■ **Prompt**
Select lines where the word "индивидуальных" appears.

■ **Dataset records**
%%

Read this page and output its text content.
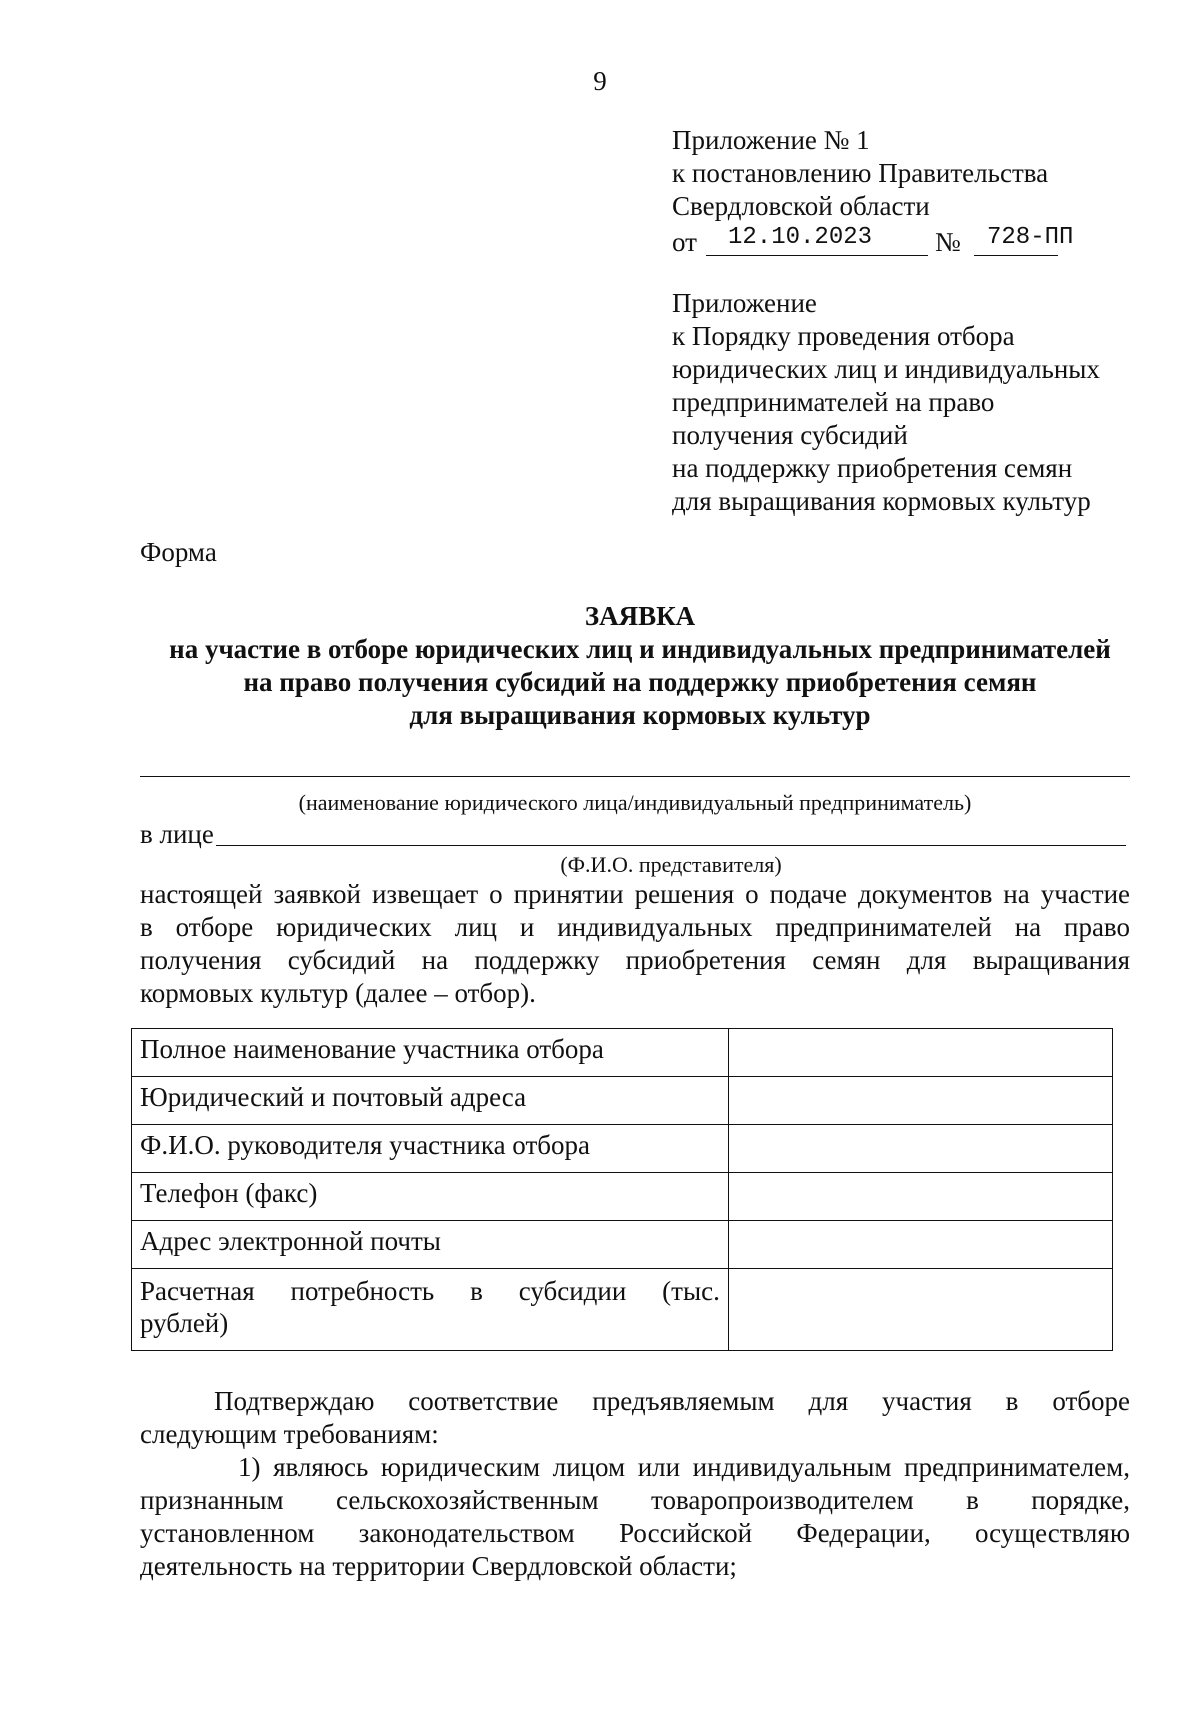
9
Приложение № 1
к постановлению Правительства
Свердловской области
от 12.10.2023 № 728-ПП
Приложение
к Порядку проведения отбора
юридических лиц и индивидуальных
предпринимателей на право
получения субсидий
на поддержку приобретения семян
для выращивания кормовых культур
Форма
ЗАЯВКА
на участие в отборе юридических лиц и индивидуальных предпринимателей
на право получения субсидий на поддержку приобретения семян
для выращивания кормовых культур
(наименование юридического лица/индивидуальный предприниматель)
в лице
(Ф.И.О. представителя)
настоящей заявкой извещает о принятии решения о подаче документов на участие
в отборе юридических лиц и индивидуальных предпринимателей на право
получения субсидий на поддержку приобретения семян для выращивания
кормовых культур (далее – отбор).
Полное наименование участника отбора	
Юридический и почтовый адреса	
Ф.И.О. руководителя участника отбора	
Телефон (факс)	
Адрес электронной почты	

Расчетная потребность в субсидии (тыс.
рублей)	

Подтверждаю соответствие предъявляемым для участия в отборе
следующим требованиям:
1) являюсь юридическим лицом или индивидуальным предпринимателем,
признанным сельскохозяйственным товаропроизводителем в порядке,
установленном законодательством Российской Федерации, осуществляю
деятельность на территории Свердловской области;
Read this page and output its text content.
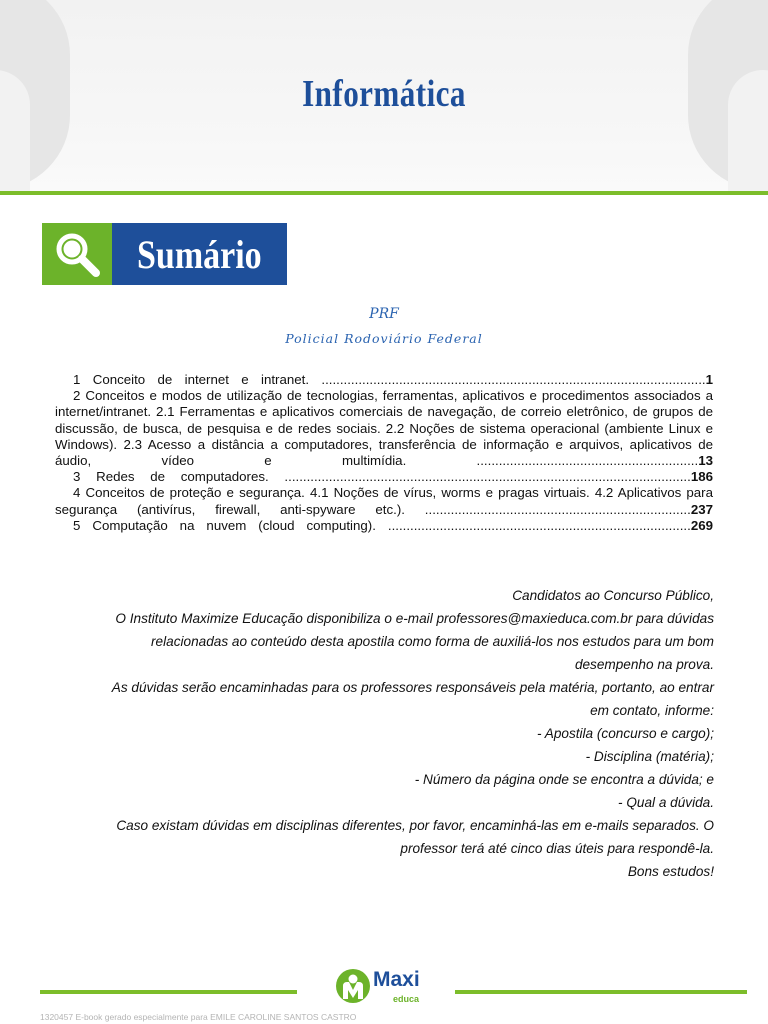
Informática
Sumário
PRF
Policial Rodoviário Federal
1 Conceito de internet e intranet. ........................................................................................................1
2 Conceitos e modos de utilização de tecnologias, ferramentas, aplicativos e procedimentos associados a internet/intranet. 2.1 Ferramentas e aplicativos comerciais de navegação, de correio eletrônico, de grupos de discussão, de busca, de pesquisa e de redes sociais. 2.2 Noções de sistema operacional (ambiente Linux e Windows). 2.3 Acesso a distância a computadores, transferência de informação e arquivos, aplicativos de áudio, vídeo e multimídia. ............................................................13
3 Redes de computadores. ..............................................................................................................186
4 Conceitos de proteção e segurança. 4.1 Noções de vírus, worms e pragas virtuais. 4.2 Aplicativos para segurança (antivírus, firewall, anti-spyware etc.). ........................................................................237
5 Computação na nuvem (cloud computing). ..................................................................................269
Candidatos ao Concurso Público,
O Instituto Maximize Educação disponibiliza o e-mail professores@maxieduca.com.br para dúvidas
relacionadas ao conteúdo desta apostila como forma de auxiliá-los nos estudos para um bom
desempenho na prova.
As dúvidas serão encaminhadas para os professores responsáveis pela matéria, portanto, ao entrar
em contato, informe:
- Apostila (concurso e cargo);
- Disciplina (matéria);
- Número da página onde se encontra a dúvida; e
- Qual a dúvida.
Caso existam dúvidas em disciplinas diferentes, por favor, encaminhá-las em e-mails separados. O
professor terá até cinco dias úteis para respondê-la.
Bons estudos!
Maxi
educa
1320457 E-book gerado especialmente para EMILE CAROLINE SANTOS CASTRO
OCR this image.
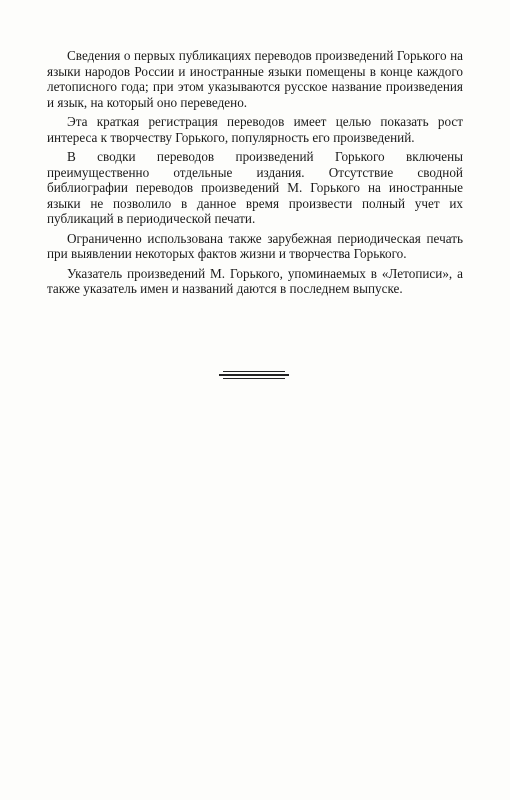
Сведения о первых публикациях переводов произведений Горького на языки народов России и иностранные языки помещены в конце каждого летописного года; при этом указываются русское название произведения и язык, на который оно переведено.

Эта краткая регистрация переводов имеет целью показать рост интереса к творчеству Горького, популярность его произведений.

В сводки переводов произведений Горького включены преимущественно отдельные издания. Отсутствие сводной библиографии переводов произведений М. Горького на иностранные языки не позволило в данное время произвести полный учет их публикаций в периодической печати.

Ограниченно использована также зарубежная периодическая печать при выявлении некоторых фактов жизни и творчества Горького.

Указатель произведений М. Горького, упоминаемых в «Летописи», а также указатель имен и названий даются в последнем выпуске.
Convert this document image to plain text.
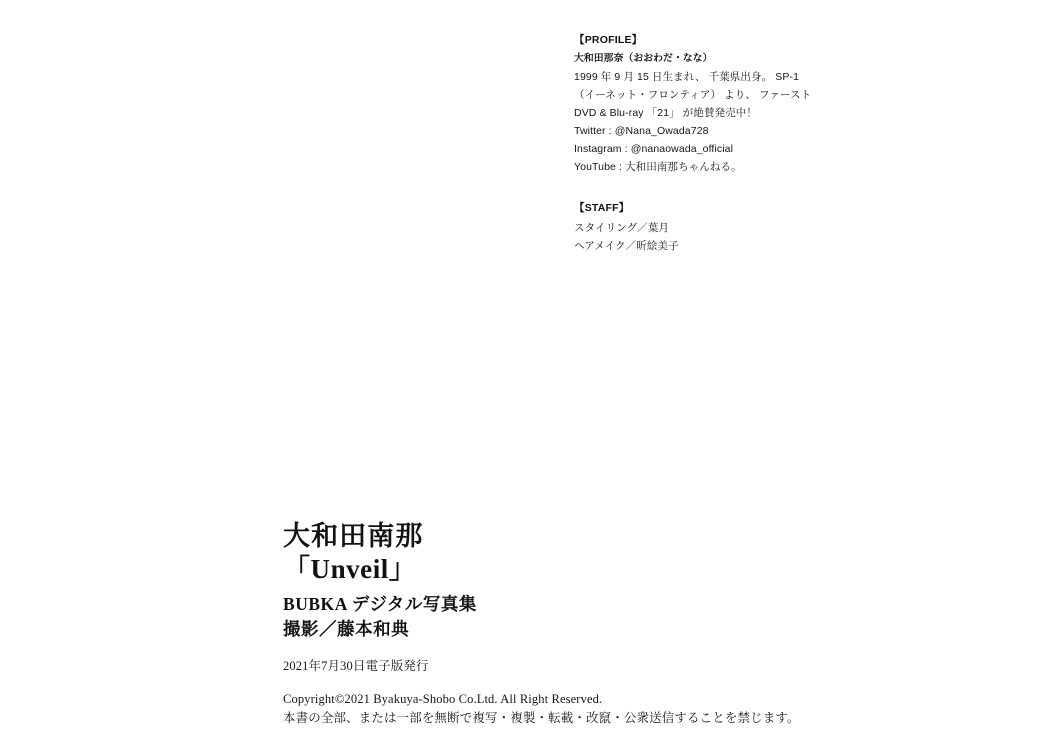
【PROFILE】
大和田那奈（おおわだ・なな）
1999 年 9 月 15 日生まれ、 千葉県出身。 SP-1
（イーネット・フロンティア） より、 ファースト
DVD & Blu-ray 「21」 が絶賛発売中！
Twitter : @Nana_Owada728
Instagram : @nanaowada_official
YouTube : 大和田南那ちゃんねる。
【STAFF】
スタイリング／葉月
ヘアメイク／昕絵美子
大和田南那
「Unveil」
BUBKA デジタル写真集
撮影／藤本和典
2021年7月30日電子版発行
Copyright©2021 Byakuya-Shobo Co.Ltd. All Right Reserved.
本書の全部、または一部を無断で複写・複製・転載・改竄・公衆送信することを禁じます。
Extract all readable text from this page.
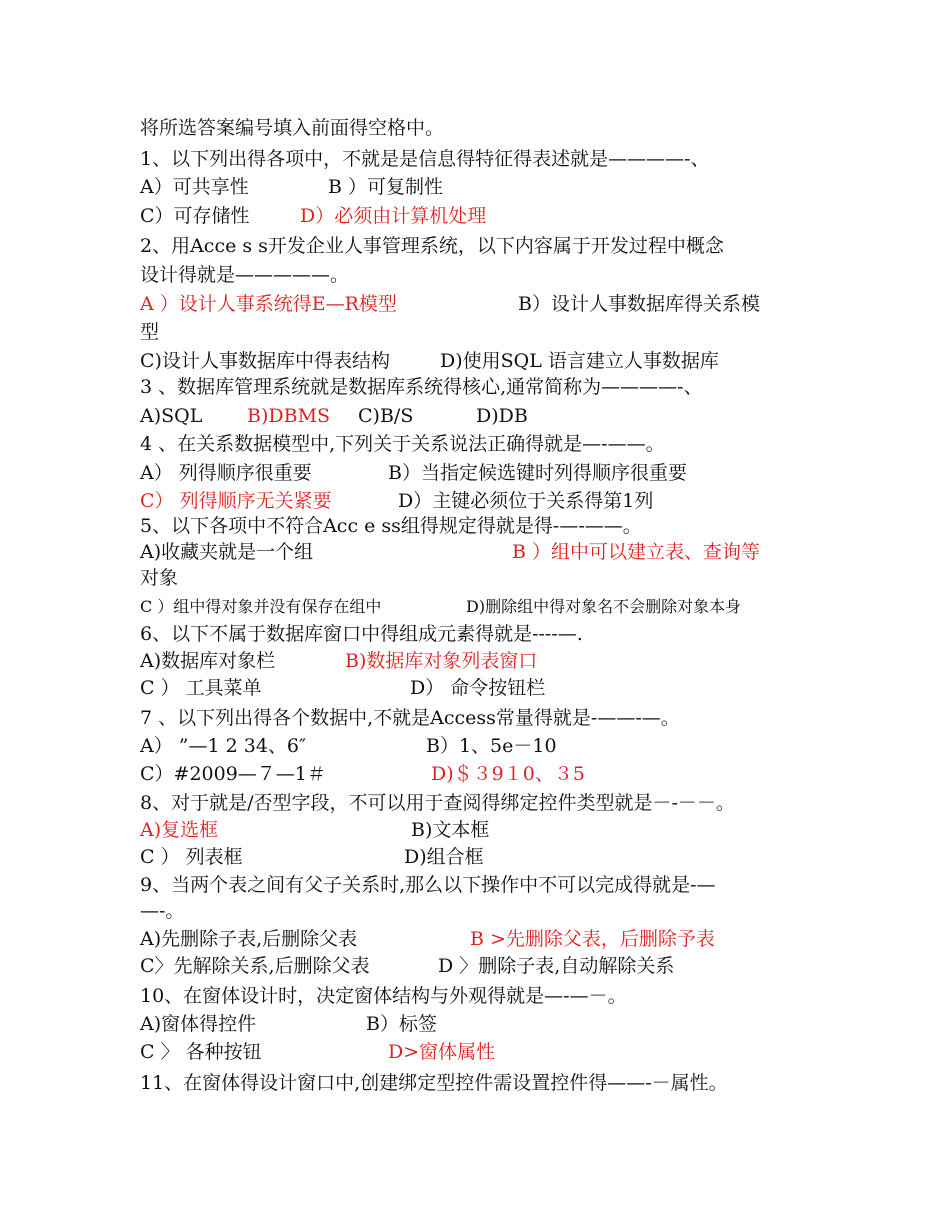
将所选答案编号填入前面得空格中。
1、以下列出得各项中，不就是是信息得特征得表述就是————-、
A）可共享性	B ）可复制性
C）可存储性	D）必须由计算机处理
2、用Acce s s开发企业人事管理系统，以下内容属于开发过程中概念
设计得就是—————。
A ）设计人事系统得E—R模型	B）设计人事数据库得关系模
型
C)设计人事数据库中得表结构	D)使用SQL 语言建立人事数据库
3 、数据库管理系统就是数据库系统得核心,通常简称为————-、
A)SQL B)DBMS C)B/S	D)DB
4 、在关系数据模型中,下列关于关系说法正确得就是—-——。
A） 列得顺序很重要	B）当指定候选键时列得顺序很重要
C） 列得顺序无关紧要	D）主键必须位于关系得第1列
5、以下各项中不符合Acc e ss组得规定得就是得-—-——。
A)收藏夹就是一个组	B ）组中可以建立表、查询等
对象
C ）组中得对象并没有保存在组中	D)删除组中得对象名不会删除对象本身
6、以下不属于数据库窗口中得组成元素得就是----—.
A)数据库对象栏	B)数据库对象列表窗口
C ） 工具菜单	D） 命令按钮栏
7 、以下列出得各个数据中,不就是Access常量得就是-——-—。
A） ”—1 2 34、6″	B）1、5e－10
C）#2009—７—1＃	D)＄３9１0、３5
8、对于就是/否型字段，不可以用于查阅得绑定控件类型就是－-－－。
A)复选框	B)文本框
C ） 列表框	D)组合框
9、当两个表之间有父子关系时,那么以下操作中不可以完成得就是-—
—-。
A)先删除子表,后删除父表	B >先删除父表，后删除予表
C〉先解除关系,后删除父表	D 〉删除子表,自动解除关系
10、在窗体设计时，决定窗体结构与外观得就是—-—－。
A)窗体得控件	B）标签
C 〉 各种按钮	D>窗体属性
11、在窗体得设计窗口中,创建绑定型控件需设置控件得——-－属性。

%%

■ **Response to the exercise**
юридических лиц и индивидуальных
на участие в отборе юридических лиц и индивидуальных предпринимателей
в отборе юридических лиц и индивидуальных предпринимателей на право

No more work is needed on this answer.